— start of Data extract —

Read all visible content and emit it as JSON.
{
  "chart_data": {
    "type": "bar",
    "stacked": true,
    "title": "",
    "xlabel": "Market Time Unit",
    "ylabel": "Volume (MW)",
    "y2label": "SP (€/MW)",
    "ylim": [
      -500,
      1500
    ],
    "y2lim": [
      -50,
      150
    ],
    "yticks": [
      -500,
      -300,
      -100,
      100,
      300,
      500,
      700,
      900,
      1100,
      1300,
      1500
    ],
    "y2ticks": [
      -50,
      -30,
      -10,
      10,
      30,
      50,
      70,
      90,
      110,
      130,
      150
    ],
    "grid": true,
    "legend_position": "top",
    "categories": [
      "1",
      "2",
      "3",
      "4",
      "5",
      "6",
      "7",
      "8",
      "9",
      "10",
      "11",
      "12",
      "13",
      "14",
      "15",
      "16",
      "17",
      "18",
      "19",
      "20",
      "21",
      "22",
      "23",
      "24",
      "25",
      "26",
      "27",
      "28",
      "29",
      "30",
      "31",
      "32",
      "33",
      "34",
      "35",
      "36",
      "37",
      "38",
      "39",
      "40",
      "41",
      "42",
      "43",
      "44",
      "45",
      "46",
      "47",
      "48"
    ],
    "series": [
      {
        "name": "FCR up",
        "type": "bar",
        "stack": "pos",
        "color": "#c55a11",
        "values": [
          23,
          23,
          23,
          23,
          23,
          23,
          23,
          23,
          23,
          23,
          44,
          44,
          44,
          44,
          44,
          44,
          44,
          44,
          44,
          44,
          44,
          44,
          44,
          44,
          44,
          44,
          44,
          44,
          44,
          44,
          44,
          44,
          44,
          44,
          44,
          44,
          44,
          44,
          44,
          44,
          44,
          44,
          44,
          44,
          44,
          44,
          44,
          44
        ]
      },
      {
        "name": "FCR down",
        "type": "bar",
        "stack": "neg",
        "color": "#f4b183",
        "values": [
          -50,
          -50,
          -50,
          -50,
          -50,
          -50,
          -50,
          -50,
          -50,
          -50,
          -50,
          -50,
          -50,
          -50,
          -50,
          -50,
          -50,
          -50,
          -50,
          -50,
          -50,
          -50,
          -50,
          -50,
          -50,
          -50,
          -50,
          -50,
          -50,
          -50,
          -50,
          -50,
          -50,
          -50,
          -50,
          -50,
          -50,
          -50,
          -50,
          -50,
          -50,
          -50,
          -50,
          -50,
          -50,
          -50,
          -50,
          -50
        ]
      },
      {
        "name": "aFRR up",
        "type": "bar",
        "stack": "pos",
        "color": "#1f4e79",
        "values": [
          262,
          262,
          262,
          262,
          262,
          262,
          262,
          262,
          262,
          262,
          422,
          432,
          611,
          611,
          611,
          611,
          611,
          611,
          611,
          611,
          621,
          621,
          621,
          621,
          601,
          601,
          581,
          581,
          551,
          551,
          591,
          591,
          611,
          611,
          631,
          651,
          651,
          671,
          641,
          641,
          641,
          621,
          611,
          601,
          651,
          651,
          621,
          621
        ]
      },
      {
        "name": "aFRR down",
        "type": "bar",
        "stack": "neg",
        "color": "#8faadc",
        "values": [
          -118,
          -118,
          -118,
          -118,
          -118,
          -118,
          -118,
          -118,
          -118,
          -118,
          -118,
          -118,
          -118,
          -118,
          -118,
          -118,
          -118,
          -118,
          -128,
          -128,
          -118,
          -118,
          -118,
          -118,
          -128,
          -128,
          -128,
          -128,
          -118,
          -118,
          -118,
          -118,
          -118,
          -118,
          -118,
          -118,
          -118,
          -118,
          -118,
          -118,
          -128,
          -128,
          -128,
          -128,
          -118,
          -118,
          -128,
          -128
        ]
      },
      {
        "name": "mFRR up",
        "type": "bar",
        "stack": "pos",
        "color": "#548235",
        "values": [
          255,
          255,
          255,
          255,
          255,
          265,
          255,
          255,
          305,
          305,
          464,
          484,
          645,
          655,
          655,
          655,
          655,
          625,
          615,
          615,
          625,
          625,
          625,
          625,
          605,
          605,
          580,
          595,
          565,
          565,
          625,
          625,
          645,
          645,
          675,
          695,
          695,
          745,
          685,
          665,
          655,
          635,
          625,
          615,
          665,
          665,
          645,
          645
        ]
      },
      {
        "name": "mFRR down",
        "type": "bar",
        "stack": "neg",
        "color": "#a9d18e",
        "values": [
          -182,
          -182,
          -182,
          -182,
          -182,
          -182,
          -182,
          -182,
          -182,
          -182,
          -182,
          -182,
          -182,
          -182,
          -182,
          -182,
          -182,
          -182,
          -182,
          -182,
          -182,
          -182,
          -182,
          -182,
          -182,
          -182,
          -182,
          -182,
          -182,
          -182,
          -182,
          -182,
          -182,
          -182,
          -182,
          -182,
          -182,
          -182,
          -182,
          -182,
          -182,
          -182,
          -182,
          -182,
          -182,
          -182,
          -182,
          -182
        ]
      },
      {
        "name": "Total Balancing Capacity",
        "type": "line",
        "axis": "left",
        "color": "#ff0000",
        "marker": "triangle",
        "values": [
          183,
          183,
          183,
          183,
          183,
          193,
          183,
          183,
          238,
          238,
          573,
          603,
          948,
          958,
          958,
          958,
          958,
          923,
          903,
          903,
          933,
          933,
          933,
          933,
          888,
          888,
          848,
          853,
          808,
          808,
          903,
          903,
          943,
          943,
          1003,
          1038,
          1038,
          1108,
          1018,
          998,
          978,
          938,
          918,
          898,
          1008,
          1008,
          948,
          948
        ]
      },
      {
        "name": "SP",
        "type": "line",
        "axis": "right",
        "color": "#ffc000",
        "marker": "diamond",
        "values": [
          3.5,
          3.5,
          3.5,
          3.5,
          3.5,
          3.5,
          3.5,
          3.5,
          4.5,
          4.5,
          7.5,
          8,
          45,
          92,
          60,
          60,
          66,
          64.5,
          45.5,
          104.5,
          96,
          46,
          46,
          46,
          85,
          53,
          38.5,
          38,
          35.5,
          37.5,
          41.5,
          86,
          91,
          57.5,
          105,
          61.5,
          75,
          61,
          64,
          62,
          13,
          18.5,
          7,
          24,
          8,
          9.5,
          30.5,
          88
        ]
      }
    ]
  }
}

— end of Data extract —

What the exercise asks
Take the entries above and transcribe them in full.

Written reply
Read all visible content and emit it as JSON.
{
  "chart_data": {
    "type": "bar",
    "stacked": true,
    "title": "",
    "xlabel": "Market Time Unit",
    "ylabel": "Volume (MW)",
    "y2label": "SP (€/MW)",
    "ylim": [
      -500,
      1500
    ],
    "y2lim": [
      -50,
      150
    ],
    "yticks": [
      -500,
      -300,
      -100,
      100,
      300,
      500,
      700,
      900,
      1100,
      1300,
      1500
    ],
    "y2ticks": [
      -50,
      -30,
      -10,
      10,
      30,
      50,
      70,
      90,
      110,
      130,
      150
    ],
    "grid": true,
    "legend_position": "top",
    "categories": [
      "1",
      "2",
      "3",
      "4",
      "5",
      "6",
      "7",
      "8",
      "9",
      "10",
      "11",
      "12",
      "13",
      "14",
      "15",
      "16",
      "17",
      "18",
      "19",
      "20",
      "21",
      "22",
      "23",
      "24",
      "25",
      "26",
      "27",
      "28",
      "29",
      "30",
      "31",
      "32",
      "33",
      "34",
      "35",
      "36",
      "37",
      "38",
      "39",
      "40",
      "41",
      "42",
      "43",
      "44",
      "45",
      "46",
      "47",
      "48"
    ],
    "series": [
      {
        "name": "FCR up",
        "type": "bar",
        "stack": "pos",
        "color": "#c55a11",
        "values": [
          23,
          23,
          23,
          23,
          23,
          23,
          23,
          23,
          23,
          23,
          44,
          44,
          44,
          44,
          44,
          44,
          44,
          44,
          44,
          44,
          44,
          44,
          44,
          44,
          44,
          44,
          44,
          44,
          44,
          44,
          44,
          44,
          44,
          44,
          44,
          44,
          44,
          44,
          44,
          44,
          44,
          44,
          44,
          44,
          44,
          44,
          44,
          44
        ]
      },
      {
        "name": "FCR down",
        "type": "bar",
        "stack": "neg",
        "color": "#f4b183",
        "values": [
          -50,
          -50,
          -50,
          -50,
          -50,
          -50,
          -50,
          -50,
          -50,
          -50,
          -50,
          -50,
          -50,
          -50,
          -50,
          -50,
          -50,
          -50,
          -50,
          -50,
          -50,
          -50,
          -50,
          -50,
          -50,
          -50,
          -50,
          -50,
          -50,
          -50,
          -50,
          -50,
          -50,
          -50,
          -50,
          -50,
          -50,
          -50,
          -50,
          -50,
          -50,
          -50,
          -50,
          -50,
          -50,
          -50,
          -50,
          -50
        ]
      },
      {
        "name": "aFRR up",
        "type": "bar",
        "stack": "pos",
        "color": "#1f4e79",
        "values": [
          262,
          262,
          262,
          262,
          262,
          262,
          262,
          262,
          262,
          262,
          422,
          432,
          611,
          611,
          611,
          611,
          611,
          611,
          611,
          611,
          621,
          621,
          621,
          621,
          601,
          601,
          581,
          581,
          551,
          551,
          591,
          591,
          611,
          611,
          631,
          651,
          651,
          671,
          641,
          641,
          641,
          621,
          611,
          601,
          651,
          651,
          621,
          621
        ]
      },
      {
        "name": "aFRR down",
        "type": "bar",
        "stack": "neg",
        "color": "#8faadc",
        "values": [
          -118,
          -118,
          -118,
          -118,
          -118,
          -118,
          -118,
          -118,
          -118,
          -118,
          -118,
          -118,
          -118,
          -118,
          -118,
          -118,
          -118,
          -118,
          -128,
          -128,
          -118,
          -118,
          -118,
          -118,
          -128,
          -128,
          -128,
          -128,
          -118,
          -118,
          -118,
          -118,
          -118,
          -118,
          -118,
          -118,
          -118,
          -118,
          -118,
          -118,
          -128,
          -128,
          -128,
          -128,
          -118,
          -118,
          -128,
          -128
        ]
      },
      {
        "name": "mFRR up",
        "type": "bar",
        "stack": "pos",
        "color": "#548235",
        "values": [
          255,
          255,
          255,
          255,
          255,
          265,
          255,
          255,
          305,
          305,
          464,
          484,
          645,
          655,
          655,
          655,
          655,
          625,
          615,
          615,
          625,
          625,
          625,
          625,
          605,
          605,
          580,
          595,
          565,
          565,
          625,
          625,
          645,
          645,
          675,
          695,
          695,
          745,
          685,
          665,
          655,
          635,
          625,
          615,
          665,
          665,
          645,
          645
        ]
      },
      {
        "name": "mFRR down",
        "type": "bar",
        "stack": "neg",
        "color": "#a9d18e",
        "values": [
          -182,
          -182,
          -182,
          -182,
          -182,
          -182,
          -182,
          -182,
          -182,
          -182,
          -182,
          -182,
          -182,
          -182,
          -182,
          -182,
          -182,
          -182,
          -182,
          -182,
          -182,
          -182,
          -182,
          -182,
          -182,
          -182,
          -182,
          -182,
          -182,
          -182,
          -182,
          -182,
          -182,
          -182,
          -182,
          -182,
          -182,
          -182,
          -182,
          -182,
          -182,
          -182,
          -182,
          -182,
          -182,
          -182,
          -182,
          -182
        ]
      },
      {
        "name": "Total Balancing Capacity",
        "type": "line",
        "axis": "left",
        "color": "#ff0000",
        "marker": "triangle",
        "values": [
          183,
          183,
          183,
          183,
          183,
          193,
          183,
          183,
          238,
          238,
          573,
          603,
          948,
          958,
          958,
          958,
          958,
          923,
          903,
          903,
          933,
          933,
          933,
          933,
          888,
          888,
          848,
          853,
          808,
          808,
          903,
          903,
          943,
          943,
          1003,
          1038,
          1038,
          1108,
          1018,
          998,
          978,
          938,
          918,
          898,
          1008,
          1008,
          948,
          948
        ]
      },
      {
        "name": "SP",
        "type": "line",
        "axis": "right",
        "color": "#ffc000",
        "marker": "diamond",
        "values": [
          3.5,
          3.5,
          3.5,
          3.5,
          3.5,
          3.5,
          3.5,
          3.5,
          4.5,
          4.5,
          7.5,
          8,
          45,
          92,
          60,
          60,
          66,
          64.5,
          45.5,
          104.5,
          96,
          46,
          46,
          46,
          85,
          53,
          38.5,
          38,
          35.5,
          37.5,
          41.5,
          86,
          91,
          57.5,
          105,
          61.5,
          75,
          61,
          64,
          62,
          13,
          18.5,
          7,
          24,
          8,
          9.5,
          30.5,
          88
        ]
      }
    ]
  }
}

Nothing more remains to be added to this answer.